====== Extracted information ======

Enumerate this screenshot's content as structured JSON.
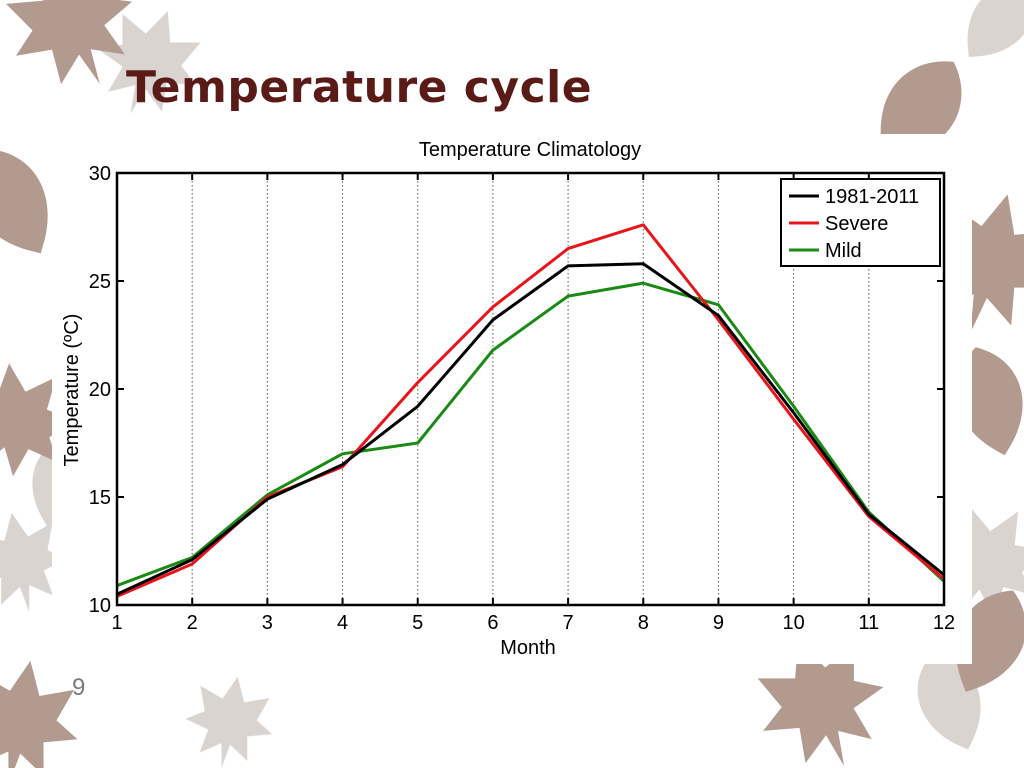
{
  "slide": {
    "title": "Temperature cycle",
    "page_number": "9"
  },
  "decor": {
    "leaf_colors": [
      "#b29a8f",
      "#d6d0cb"
    ],
    "leaf_icon": "maple-leaf-icon"
  },
  "chart_data": {
    "type": "line",
    "title": "Temperature Climatology",
    "xlabel": "Month",
    "ylabel": "Temperature (ºC)",
    "x": [
      1,
      2,
      3,
      4,
      5,
      6,
      7,
      8,
      9,
      10,
      11,
      12
    ],
    "xlim": [
      1,
      12
    ],
    "ylim": [
      10,
      30
    ],
    "xticks": [
      "1",
      "2",
      "3",
      "4",
      "5",
      "6",
      "7",
      "8",
      "9",
      "10",
      "11",
      "12"
    ],
    "yticks": [
      "10",
      "15",
      "20",
      "25",
      "30"
    ],
    "grid": "vertical dotted",
    "legend_position": "top-right",
    "series": [
      {
        "name": "1981-2011",
        "color": "#000000",
        "values": [
          10.5,
          12.1,
          14.9,
          16.5,
          19.2,
          23.2,
          25.7,
          25.8,
          23.4,
          18.9,
          14.2,
          11.4
        ]
      },
      {
        "name": "Severe",
        "color": "#e8141a",
        "values": [
          10.4,
          11.9,
          15.0,
          16.4,
          20.3,
          23.8,
          26.5,
          27.6,
          23.2,
          18.6,
          14.1,
          11.2
        ]
      },
      {
        "name": "Mild",
        "color": "#1a8a14",
        "values": [
          10.9,
          12.2,
          15.1,
          17.0,
          17.5,
          21.8,
          24.3,
          24.9,
          23.9,
          19.2,
          14.3,
          11.1
        ]
      }
    ]
  }
}
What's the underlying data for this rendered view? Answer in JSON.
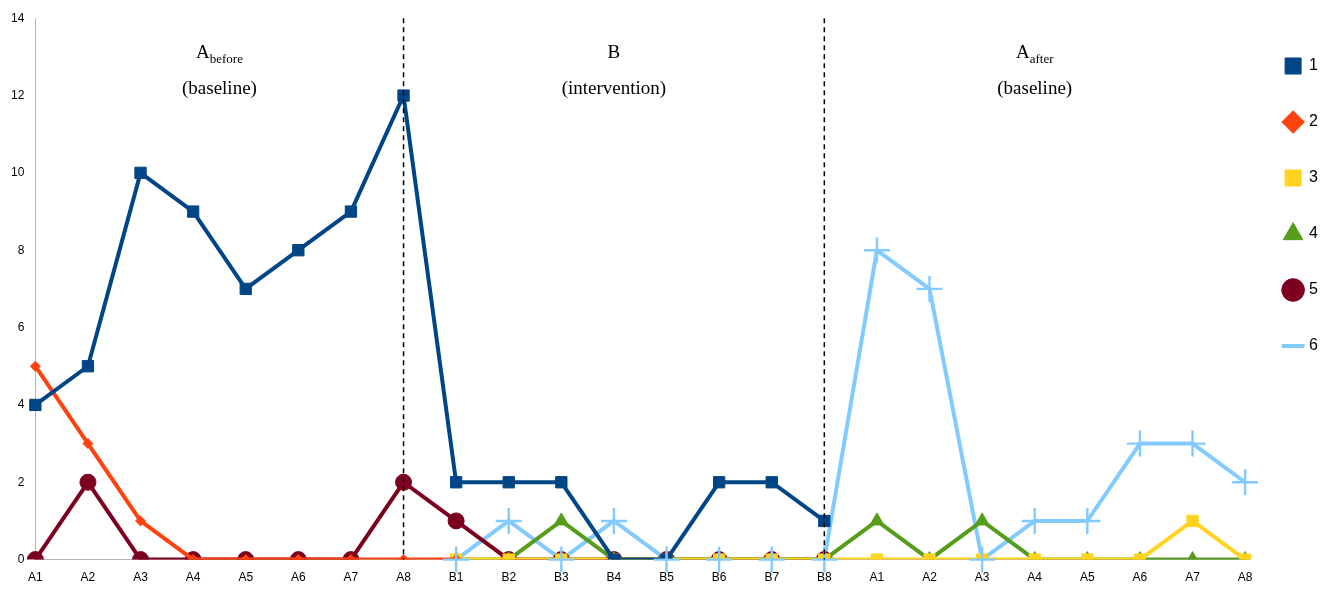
{
  "chart_data": {
    "type": "line",
    "categories": [
      "A1",
      "A2",
      "A3",
      "A4",
      "A5",
      "A6",
      "A7",
      "A8",
      "B1",
      "B2",
      "B3",
      "B4",
      "B5",
      "B6",
      "B7",
      "B8",
      "A1",
      "A2",
      "A3",
      "A4",
      "A5",
      "A6",
      "A7",
      "A8"
    ],
    "series": [
      {
        "name": "1",
        "color": "#004586",
        "marker": "square",
        "values": [
          4,
          5,
          10,
          9,
          7,
          8,
          9,
          12,
          2,
          2,
          2,
          0,
          0,
          2,
          2,
          1,
          null,
          null,
          null,
          null,
          null,
          null,
          null,
          null
        ]
      },
      {
        "name": "2",
        "color": "#ff420e",
        "marker": "diamond",
        "values": [
          5,
          3,
          1,
          0,
          0,
          0,
          0,
          0,
          0,
          null,
          null,
          null,
          null,
          null,
          null,
          null,
          null,
          null,
          null,
          null,
          null,
          null,
          null,
          null
        ]
      },
      {
        "name": "3",
        "color": "#ffd320",
        "marker": "square",
        "values": [
          null,
          null,
          null,
          null,
          null,
          null,
          null,
          null,
          0,
          0,
          0,
          0,
          0,
          0,
          0,
          0,
          0,
          0,
          0,
          0,
          0,
          0,
          1,
          0
        ]
      },
      {
        "name": "4",
        "color": "#579d1c",
        "marker": "triangle",
        "values": [
          null,
          null,
          null,
          null,
          null,
          null,
          null,
          null,
          0,
          0,
          1,
          0,
          0,
          0,
          0,
          0,
          1,
          0,
          1,
          0,
          0,
          0,
          0,
          0
        ]
      },
      {
        "name": "5",
        "color": "#7e0021",
        "marker": "circle",
        "values": [
          0,
          2,
          0,
          0,
          0,
          0,
          0,
          2,
          1,
          0,
          0,
          0,
          0,
          0,
          0,
          0,
          null,
          null,
          null,
          null,
          null,
          null,
          null,
          null
        ]
      },
      {
        "name": "6",
        "color": "#83caff",
        "marker": "cross",
        "values": [
          null,
          null,
          null,
          null,
          null,
          null,
          null,
          null,
          0,
          1,
          0,
          1,
          0,
          0,
          0,
          0,
          8,
          7,
          0,
          1,
          1,
          3,
          3,
          2
        ]
      }
    ],
    "ylim": [
      0,
      14
    ],
    "yticks": [
      0,
      2,
      4,
      6,
      8,
      10,
      12,
      14
    ],
    "grid": false,
    "legend": "right",
    "ref_lines": [
      {
        "axis": "x",
        "value": "A8",
        "line_style": "dashed",
        "color": "#000000"
      },
      {
        "axis": "x",
        "value": "B8",
        "line_style": "dashed",
        "color": "#000000"
      }
    ],
    "annotations": [
      "A$_{before}$\n(baseline)",
      "B\n(intervention)",
      "A$_{after}$\n(baseline)"
    ]
  }
}
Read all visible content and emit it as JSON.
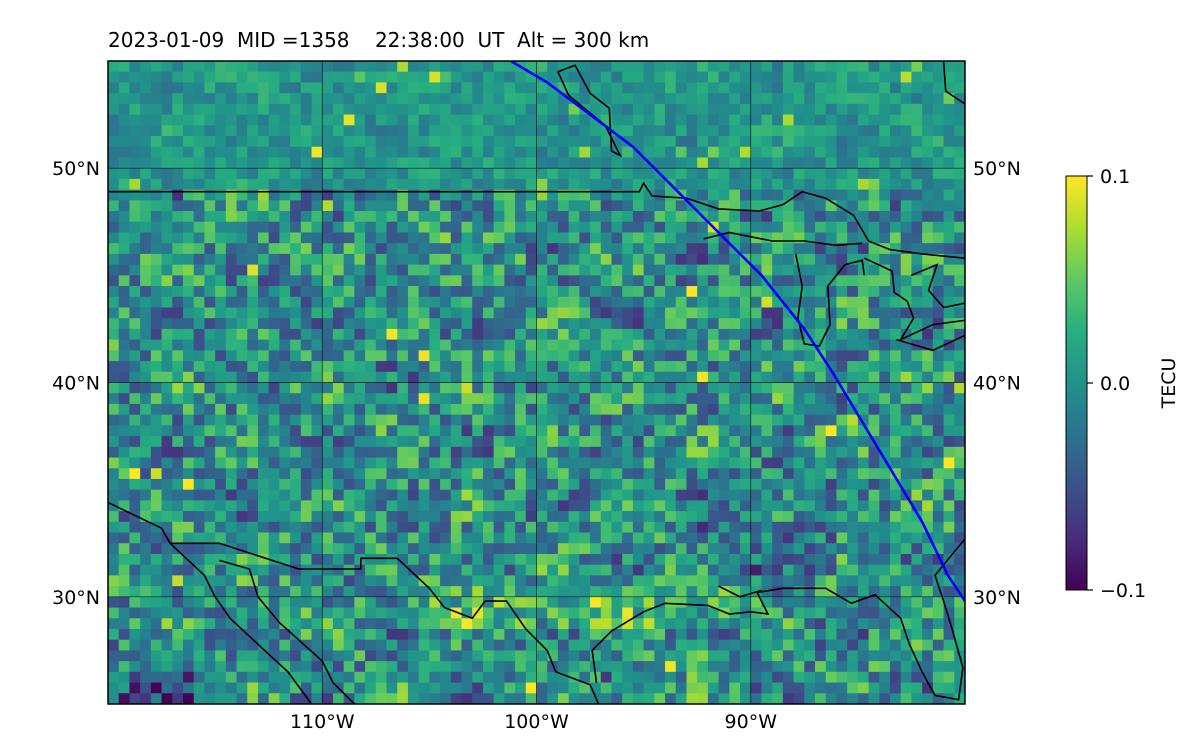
{
  "title": "2023-01-09  MID =1358    22:38:00  UT  Alt = 300 km",
  "chart_data": {
    "type": "heatmap",
    "title": "2023-01-09  MID =1358    22:38:00  UT  Alt = 300 km",
    "xlabel": "",
    "ylabel": "",
    "lon_range": [
      -120,
      -80
    ],
    "lat_range": [
      25,
      55
    ],
    "x_ticks": [
      {
        "value": -110,
        "label": "110°W"
      },
      {
        "value": -100,
        "label": "100°W"
      },
      {
        "value": -90,
        "label": "90°W"
      }
    ],
    "y_ticks": [
      {
        "value": 50,
        "label": "50°N"
      },
      {
        "value": 40,
        "label": "40°N"
      },
      {
        "value": 30,
        "label": "30°N"
      }
    ],
    "grid": true,
    "colormap": "viridis",
    "colorbar": {
      "label": "TECU",
      "range": [
        -0.1,
        0.1
      ],
      "ticks": [
        {
          "value": 0.1,
          "label": "0.1"
        },
        {
          "value": 0.0,
          "label": "0.0"
        },
        {
          "value": -0.1,
          "label": "−0.1"
        }
      ],
      "placement": "right"
    },
    "terminator_line": {
      "color": "#0000ff",
      "points": [
        [
          -101.2,
          55
        ],
        [
          -99.5,
          54
        ],
        [
          -97.5,
          52.5
        ],
        [
          -95.5,
          51
        ],
        [
          -93.5,
          49
        ],
        [
          -91.5,
          47
        ],
        [
          -89.5,
          45
        ],
        [
          -87.5,
          42.5
        ],
        [
          -86.2,
          40.5
        ],
        [
          -85,
          38.5
        ],
        [
          -83.5,
          36
        ],
        [
          -82,
          33.5
        ],
        [
          -80.8,
          31
        ],
        [
          -80,
          29.8
        ]
      ]
    },
    "grid_resolution_deg": 0.5
  }
}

======

_What to work on_: Show every line from the entries above in which the word "baseline" appears.

_Answer to this problem_:
      "A$_{before}$\n(baseline)",
      "A$_{after}$\n(baseline)"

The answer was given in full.